▸ **INSTRUCTIONS TO FOLLOW**
In the copy, include every entry exactly but none of the images.

▸ **DATA SHOWN**
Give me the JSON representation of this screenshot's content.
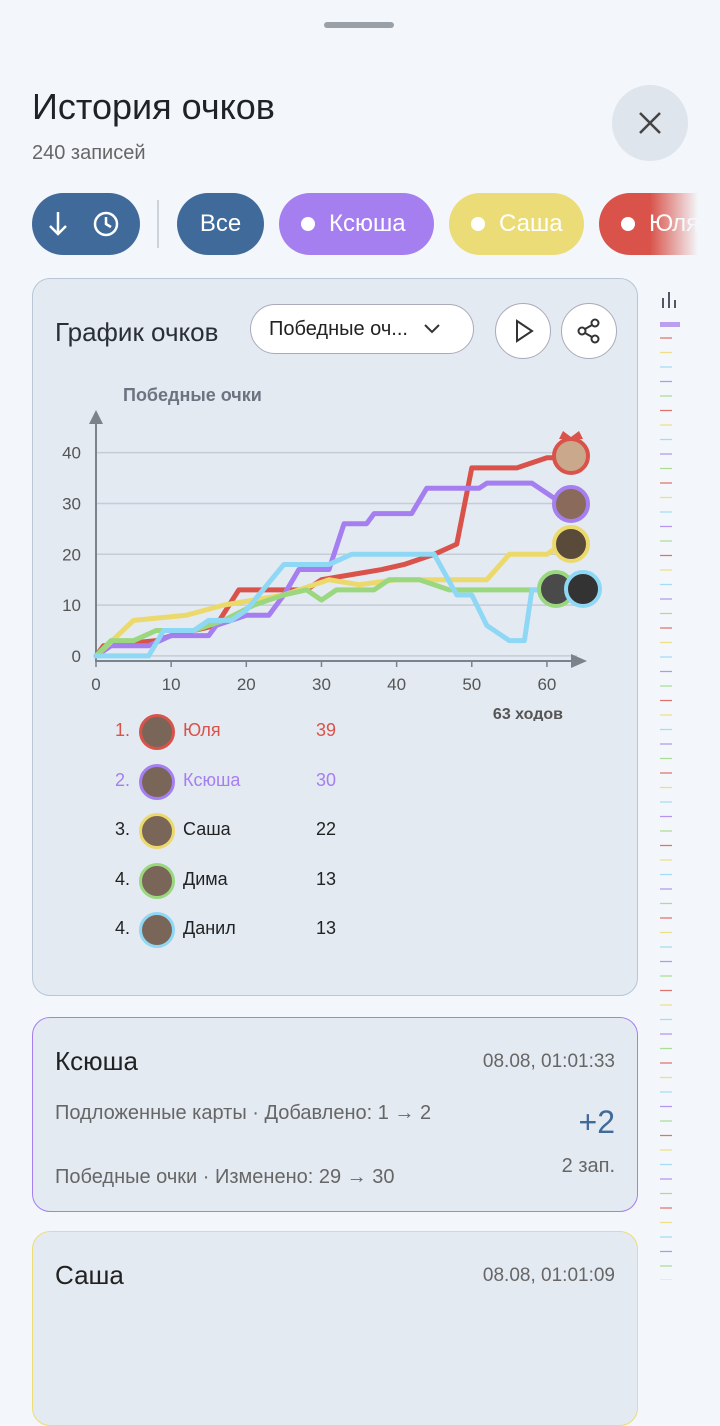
{
  "header": {
    "title": "История очков",
    "subtitle": "240 записей"
  },
  "filters": [
    "Все",
    "Ксюша",
    "Саша",
    "Юля"
  ],
  "filter_colors": [
    "#3f6a9a",
    "#a57ff0",
    "#ecdc77",
    "#d9534a"
  ],
  "chart_card": {
    "title": "График очков",
    "dropdown": "Победные оч..."
  },
  "chart_data": {
    "type": "line",
    "y_label": "Победные очки",
    "x_label": "63 ходов",
    "xlim": [
      0,
      64
    ],
    "ylim": [
      -1,
      48
    ],
    "xticks": [
      0,
      10,
      20,
      30,
      40,
      50,
      60
    ],
    "yticks": [
      0,
      10,
      20,
      30,
      40
    ],
    "grid": true,
    "series": [
      {
        "name": "Юля",
        "color": "#d9534a",
        "x": [
          0,
          1,
          8,
          10,
          16,
          19,
          28,
          30,
          34,
          38,
          41,
          45,
          48,
          50,
          56,
          60,
          62
        ],
        "values": [
          0,
          2,
          3,
          4,
          6,
          13,
          13,
          15,
          16,
          17,
          18,
          20,
          22,
          37,
          37,
          39,
          39
        ]
      },
      {
        "name": "Ксюша",
        "color": "#a57ff0",
        "x": [
          0,
          2,
          7,
          10,
          15,
          16,
          20,
          23,
          25,
          27,
          31,
          33,
          36,
          37,
          42,
          44,
          51,
          52,
          58,
          60,
          62
        ],
        "values": [
          0,
          2,
          2,
          4,
          4,
          6,
          8,
          8,
          12,
          17,
          17,
          26,
          26,
          28,
          28,
          33,
          33,
          34,
          34,
          32,
          30
        ]
      },
      {
        "name": "Саша",
        "color": "#ecd96b",
        "x": [
          0,
          5,
          12,
          17,
          25,
          31,
          35,
          40,
          52,
          55,
          60,
          62
        ],
        "values": [
          0,
          7,
          8,
          10,
          12,
          15,
          14,
          15,
          15,
          20,
          20,
          22
        ]
      },
      {
        "name": "Дима",
        "color": "#9ad77e",
        "x": [
          0,
          2,
          5,
          8,
          13,
          17,
          21,
          25,
          28,
          30,
          32,
          37,
          39,
          43,
          47,
          60,
          61
        ],
        "values": [
          0,
          3,
          3,
          5,
          5,
          7,
          10,
          12,
          13,
          11,
          13,
          13,
          15,
          15,
          13,
          13,
          13
        ]
      },
      {
        "name": "Данил",
        "color": "#8fd8f5",
        "x": [
          0,
          7,
          9,
          13,
          15,
          18,
          20,
          25,
          31,
          34,
          45,
          48,
          50,
          52,
          55,
          57,
          58,
          62
        ],
        "values": [
          0,
          0,
          5,
          5,
          7,
          7,
          9,
          18,
          18,
          20,
          20,
          12,
          12,
          6,
          3,
          3,
          13,
          13
        ]
      }
    ]
  },
  "leaderboard": [
    {
      "rank": "1.",
      "name": "Юля",
      "score": 39,
      "color": "#d9534a",
      "highlight": true
    },
    {
      "rank": "2.",
      "name": "Ксюша",
      "score": 30,
      "color": "#a57ff0",
      "highlight": true
    },
    {
      "rank": "3.",
      "name": "Саша",
      "score": 22,
      "color": "#ecd96b",
      "highlight": false
    },
    {
      "rank": "4.",
      "name": "Дима",
      "score": 13,
      "color": "#9ad77e",
      "highlight": false
    },
    {
      "rank": "4.",
      "name": "Данил",
      "score": 13,
      "color": "#8fd8f5",
      "highlight": false
    }
  ],
  "entries": [
    {
      "name": "Ксюша",
      "time": "08.08, 01:01:33",
      "lines": [
        "Подложенные карты · Добавлено: 1 → 2",
        "Победные очки · Изменено: 29 → 30"
      ],
      "delta": "+2",
      "count": "2 зап.",
      "color": "#a57ff0"
    },
    {
      "name": "Саша",
      "time": "08.08, 01:01:09",
      "color": "#ecdc77"
    }
  ]
}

▸ **ANSWER**
Give me the JSON representation of this screenshot's content.
{
  "header": {
    "title": "История очков",
    "subtitle": "240 записей"
  },
  "filters": [
    "Все",
    "Ксюша",
    "Саша",
    "Юля"
  ],
  "filter_colors": [
    "#3f6a9a",
    "#a57ff0",
    "#ecdc77",
    "#d9534a"
  ],
  "chart_card": {
    "title": "График очков",
    "dropdown": "Победные оч..."
  },
  "chart_data": {
    "type": "line",
    "y_label": "Победные очки",
    "x_label": "63 ходов",
    "xlim": [
      0,
      64
    ],
    "ylim": [
      -1,
      48
    ],
    "xticks": [
      0,
      10,
      20,
      30,
      40,
      50,
      60
    ],
    "yticks": [
      0,
      10,
      20,
      30,
      40
    ],
    "grid": true,
    "series": [
      {
        "name": "Юля",
        "color": "#d9534a",
        "x": [
          0,
          1,
          8,
          10,
          16,
          19,
          28,
          30,
          34,
          38,
          41,
          45,
          48,
          50,
          56,
          60,
          62
        ],
        "values": [
          0,
          2,
          3,
          4,
          6,
          13,
          13,
          15,
          16,
          17,
          18,
          20,
          22,
          37,
          37,
          39,
          39
        ]
      },
      {
        "name": "Ксюша",
        "color": "#a57ff0",
        "x": [
          0,
          2,
          7,
          10,
          15,
          16,
          20,
          23,
          25,
          27,
          31,
          33,
          36,
          37,
          42,
          44,
          51,
          52,
          58,
          60,
          62
        ],
        "values": [
          0,
          2,
          2,
          4,
          4,
          6,
          8,
          8,
          12,
          17,
          17,
          26,
          26,
          28,
          28,
          33,
          33,
          34,
          34,
          32,
          30
        ]
      },
      {
        "name": "Саша",
        "color": "#ecd96b",
        "x": [
          0,
          5,
          12,
          17,
          25,
          31,
          35,
          40,
          52,
          55,
          60,
          62
        ],
        "values": [
          0,
          7,
          8,
          10,
          12,
          15,
          14,
          15,
          15,
          20,
          20,
          22
        ]
      },
      {
        "name": "Дима",
        "color": "#9ad77e",
        "x": [
          0,
          2,
          5,
          8,
          13,
          17,
          21,
          25,
          28,
          30,
          32,
          37,
          39,
          43,
          47,
          60,
          61
        ],
        "values": [
          0,
          3,
          3,
          5,
          5,
          7,
          10,
          12,
          13,
          11,
          13,
          13,
          15,
          15,
          13,
          13,
          13
        ]
      },
      {
        "name": "Данил",
        "color": "#8fd8f5",
        "x": [
          0,
          7,
          9,
          13,
          15,
          18,
          20,
          25,
          31,
          34,
          45,
          48,
          50,
          52,
          55,
          57,
          58,
          62
        ],
        "values": [
          0,
          0,
          5,
          5,
          7,
          7,
          9,
          18,
          18,
          20,
          20,
          12,
          12,
          6,
          3,
          3,
          13,
          13
        ]
      }
    ]
  },
  "leaderboard": [
    {
      "rank": "1.",
      "name": "Юля",
      "score": 39,
      "color": "#d9534a",
      "highlight": true
    },
    {
      "rank": "2.",
      "name": "Ксюша",
      "score": 30,
      "color": "#a57ff0",
      "highlight": true
    },
    {
      "rank": "3.",
      "name": "Саша",
      "score": 22,
      "color": "#ecd96b",
      "highlight": false
    },
    {
      "rank": "4.",
      "name": "Дима",
      "score": 13,
      "color": "#9ad77e",
      "highlight": false
    },
    {
      "rank": "4.",
      "name": "Данил",
      "score": 13,
      "color": "#8fd8f5",
      "highlight": false
    }
  ],
  "entries": [
    {
      "name": "Ксюша",
      "time": "08.08, 01:01:33",
      "lines": [
        "Подложенные карты · Добавлено: 1 → 2",
        "Победные очки · Изменено: 29 → 30"
      ],
      "delta": "+2",
      "count": "2 зап.",
      "color": "#a57ff0"
    },
    {
      "name": "Саша",
      "time": "08.08, 01:01:09",
      "color": "#ecdc77"
    }
  ]
}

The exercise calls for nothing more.